— START OF RAW DATA —

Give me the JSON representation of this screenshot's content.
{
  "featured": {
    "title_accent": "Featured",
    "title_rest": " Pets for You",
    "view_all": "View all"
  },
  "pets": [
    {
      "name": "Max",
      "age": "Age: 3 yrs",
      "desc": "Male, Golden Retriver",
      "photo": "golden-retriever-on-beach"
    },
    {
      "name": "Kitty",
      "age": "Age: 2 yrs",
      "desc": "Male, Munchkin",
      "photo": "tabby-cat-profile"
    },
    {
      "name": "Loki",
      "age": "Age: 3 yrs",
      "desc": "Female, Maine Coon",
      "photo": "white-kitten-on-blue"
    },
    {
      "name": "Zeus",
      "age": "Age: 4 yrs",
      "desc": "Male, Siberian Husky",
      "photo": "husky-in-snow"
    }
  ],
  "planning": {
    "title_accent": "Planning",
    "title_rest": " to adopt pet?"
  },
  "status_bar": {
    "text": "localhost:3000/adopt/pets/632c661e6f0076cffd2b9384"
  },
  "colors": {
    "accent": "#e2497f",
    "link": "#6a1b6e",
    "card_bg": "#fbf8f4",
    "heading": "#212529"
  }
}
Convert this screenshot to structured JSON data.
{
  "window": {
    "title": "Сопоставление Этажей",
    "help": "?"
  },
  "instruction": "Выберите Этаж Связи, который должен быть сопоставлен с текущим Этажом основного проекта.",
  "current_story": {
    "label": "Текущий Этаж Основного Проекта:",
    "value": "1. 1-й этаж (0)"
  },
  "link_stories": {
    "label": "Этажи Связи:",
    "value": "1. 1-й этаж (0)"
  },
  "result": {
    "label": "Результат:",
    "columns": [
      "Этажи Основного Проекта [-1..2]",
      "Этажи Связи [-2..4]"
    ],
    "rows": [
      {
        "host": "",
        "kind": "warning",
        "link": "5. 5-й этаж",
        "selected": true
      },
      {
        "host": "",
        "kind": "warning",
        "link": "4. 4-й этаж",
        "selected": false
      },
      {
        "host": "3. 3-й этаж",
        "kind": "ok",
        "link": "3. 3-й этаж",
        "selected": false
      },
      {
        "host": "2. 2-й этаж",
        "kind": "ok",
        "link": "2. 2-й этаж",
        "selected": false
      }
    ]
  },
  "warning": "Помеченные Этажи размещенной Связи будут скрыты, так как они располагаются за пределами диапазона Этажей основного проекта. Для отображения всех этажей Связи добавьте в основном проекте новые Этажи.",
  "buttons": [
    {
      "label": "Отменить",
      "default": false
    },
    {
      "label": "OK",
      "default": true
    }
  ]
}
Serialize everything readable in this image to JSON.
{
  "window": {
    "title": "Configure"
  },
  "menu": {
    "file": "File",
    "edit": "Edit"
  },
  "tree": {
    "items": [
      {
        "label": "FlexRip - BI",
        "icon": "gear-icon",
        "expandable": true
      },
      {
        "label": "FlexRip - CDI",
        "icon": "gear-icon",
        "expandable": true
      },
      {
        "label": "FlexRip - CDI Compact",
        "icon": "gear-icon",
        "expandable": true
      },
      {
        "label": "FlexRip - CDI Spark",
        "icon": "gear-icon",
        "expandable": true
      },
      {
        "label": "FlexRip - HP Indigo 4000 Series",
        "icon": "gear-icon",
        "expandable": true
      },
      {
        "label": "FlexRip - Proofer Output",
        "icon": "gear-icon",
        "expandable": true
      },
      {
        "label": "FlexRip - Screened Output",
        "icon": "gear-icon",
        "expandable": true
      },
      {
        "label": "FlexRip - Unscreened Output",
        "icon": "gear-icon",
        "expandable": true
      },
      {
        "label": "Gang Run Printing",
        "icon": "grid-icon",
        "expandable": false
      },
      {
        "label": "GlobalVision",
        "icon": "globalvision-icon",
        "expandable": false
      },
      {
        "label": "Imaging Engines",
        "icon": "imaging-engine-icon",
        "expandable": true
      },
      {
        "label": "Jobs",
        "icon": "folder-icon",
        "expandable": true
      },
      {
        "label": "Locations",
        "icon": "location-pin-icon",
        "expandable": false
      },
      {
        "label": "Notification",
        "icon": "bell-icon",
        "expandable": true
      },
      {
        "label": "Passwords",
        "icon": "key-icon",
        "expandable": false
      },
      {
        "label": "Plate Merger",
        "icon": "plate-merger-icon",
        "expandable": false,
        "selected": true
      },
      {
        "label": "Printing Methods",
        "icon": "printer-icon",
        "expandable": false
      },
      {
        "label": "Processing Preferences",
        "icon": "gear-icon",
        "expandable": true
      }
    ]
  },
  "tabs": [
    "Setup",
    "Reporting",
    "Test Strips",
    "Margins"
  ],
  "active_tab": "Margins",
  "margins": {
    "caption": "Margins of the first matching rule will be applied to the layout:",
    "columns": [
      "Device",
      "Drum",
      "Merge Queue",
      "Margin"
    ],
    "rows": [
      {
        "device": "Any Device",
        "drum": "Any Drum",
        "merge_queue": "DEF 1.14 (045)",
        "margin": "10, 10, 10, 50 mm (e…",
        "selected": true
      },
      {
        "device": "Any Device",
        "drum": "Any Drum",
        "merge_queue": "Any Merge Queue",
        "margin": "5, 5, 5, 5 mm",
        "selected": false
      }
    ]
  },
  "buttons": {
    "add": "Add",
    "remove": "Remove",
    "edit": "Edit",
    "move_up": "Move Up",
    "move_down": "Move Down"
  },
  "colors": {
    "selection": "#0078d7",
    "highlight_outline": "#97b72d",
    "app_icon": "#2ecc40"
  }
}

— END OF RAW DATA —

Repeat the material word for word, in full.

▶ _FULL OUTPUT_
Give me the JSON representation of this screenshot's content.
{
  "featured": {
    "title_accent": "Featured",
    "title_rest": " Pets for You",
    "view_all": "View all"
  },
  "pets": [
    {
      "name": "Max",
      "age": "Age: 3 yrs",
      "desc": "Male, Golden Retriver",
      "photo": "golden-retriever-on-beach"
    },
    {
      "name": "Kitty",
      "age": "Age: 2 yrs",
      "desc": "Male, Munchkin",
      "photo": "tabby-cat-profile"
    },
    {
      "name": "Loki",
      "age": "Age: 3 yrs",
      "desc": "Female, Maine Coon",
      "photo": "white-kitten-on-blue"
    },
    {
      "name": "Zeus",
      "age": "Age: 4 yrs",
      "desc": "Male, Siberian Husky",
      "photo": "husky-in-snow"
    }
  ],
  "planning": {
    "title_accent": "Planning",
    "title_rest": " to adopt pet?"
  },
  "status_bar": {
    "text": "localhost:3000/adopt/pets/632c661e6f0076cffd2b9384"
  },
  "colors": {
    "accent": "#e2497f",
    "link": "#6a1b6e",
    "card_bg": "#fbf8f4",
    "heading": "#212529"
  }
}
Convert this screenshot to structured JSON data.
{
  "window": {
    "title": "Сопоставление Этажей",
    "help": "?"
  },
  "instruction": "Выберите Этаж Связи, который должен быть сопоставлен с текущим Этажом основного проекта.",
  "current_story": {
    "label": "Текущий Этаж Основного Проекта:",
    "value": "1. 1-й этаж (0)"
  },
  "link_stories": {
    "label": "Этажи Связи:",
    "value": "1. 1-й этаж (0)"
  },
  "result": {
    "label": "Результат:",
    "columns": [
      "Этажи Основного Проекта [-1..2]",
      "Этажи Связи [-2..4]"
    ],
    "rows": [
      {
        "host": "",
        "kind": "warning",
        "link": "5. 5-й этаж",
        "selected": true
      },
      {
        "host": "",
        "kind": "warning",
        "link": "4. 4-й этаж",
        "selected": false
      },
      {
        "host": "3. 3-й этаж",
        "kind": "ok",
        "link": "3. 3-й этаж",
        "selected": false
      },
      {
        "host": "2. 2-й этаж",
        "kind": "ok",
        "link": "2. 2-й этаж",
        "selected": false
      }
    ]
  },
  "warning": "Помеченные Этажи размещенной Связи будут скрыты, так как они располагаются за пределами диапазона Этажей основного проекта. Для отображения всех этажей Связи добавьте в основном проекте новые Этажи.",
  "buttons": [
    {
      "label": "Отменить",
      "default": false
    },
    {
      "label": "OK",
      "default": true
    }
  ]
}
Serialize everything readable in this image to JSON.
{
  "window": {
    "title": "Configure"
  },
  "menu": {
    "file": "File",
    "edit": "Edit"
  },
  "tree": {
    "items": [
      {
        "label": "FlexRip - BI",
        "icon": "gear-icon",
        "expandable": true
      },
      {
        "label": "FlexRip - CDI",
        "icon": "gear-icon",
        "expandable": true
      },
      {
        "label": "FlexRip - CDI Compact",
        "icon": "gear-icon",
        "expandable": true
      },
      {
        "label": "FlexRip - CDI Spark",
        "icon": "gear-icon",
        "expandable": true
      },
      {
        "label": "FlexRip - HP Indigo 4000 Series",
        "icon": "gear-icon",
        "expandable": true
      },
      {
        "label": "FlexRip - Proofer Output",
        "icon": "gear-icon",
        "expandable": true
      },
      {
        "label": "FlexRip - Screened Output",
        "icon": "gear-icon",
        "expandable": true
      },
      {
        "label": "FlexRip - Unscreened Output",
        "icon": "gear-icon",
        "expandable": true
      },
      {
        "label": "Gang Run Printing",
        "icon": "grid-icon",
        "expandable": false
      },
      {
        "label": "GlobalVision",
        "icon": "globalvision-icon",
        "expandable": false
      },
      {
        "label": "Imaging Engines",
        "icon": "imaging-engine-icon",
        "expandable": true
      },
      {
        "label": "Jobs",
        "icon": "folder-icon",
        "expandable": true
      },
      {
        "label": "Locations",
        "icon": "location-pin-icon",
        "expandable": false
      },
      {
        "label": "Notification",
        "icon": "bell-icon",
        "expandable": true
      },
      {
        "label": "Passwords",
        "icon": "key-icon",
        "expandable": false
      },
      {
        "label": "Plate Merger",
        "icon": "plate-merger-icon",
        "expandable": false,
        "selected": true
      },
      {
        "label": "Printing Methods",
        "icon": "printer-icon",
        "expandable": false
      },
      {
        "label": "Processing Preferences",
        "icon": "gear-icon",
        "expandable": true
      }
    ]
  },
  "tabs": [
    "Setup",
    "Reporting",
    "Test Strips",
    "Margins"
  ],
  "active_tab": "Margins",
  "margins": {
    "caption": "Margins of the first matching rule will be applied to the layout:",
    "columns": [
      "Device",
      "Drum",
      "Merge Queue",
      "Margin"
    ],
    "rows": [
      {
        "device": "Any Device",
        "drum": "Any Drum",
        "merge_queue": "DEF 1.14 (045)",
        "margin": "10, 10, 10, 50 mm (e…",
        "selected": true
      },
      {
        "device": "Any Device",
        "drum": "Any Drum",
        "merge_queue": "Any Merge Queue",
        "margin": "5, 5, 5, 5 mm",
        "selected": false
      }
    ]
  },
  "buttons": {
    "add": "Add",
    "remove": "Remove",
    "edit": "Edit",
    "move_up": "Move Up",
    "move_down": "Move Down"
  },
  "colors": {
    "selection": "#0078d7",
    "highlight_outline": "#97b72d",
    "app_icon": "#2ecc40"
  }
}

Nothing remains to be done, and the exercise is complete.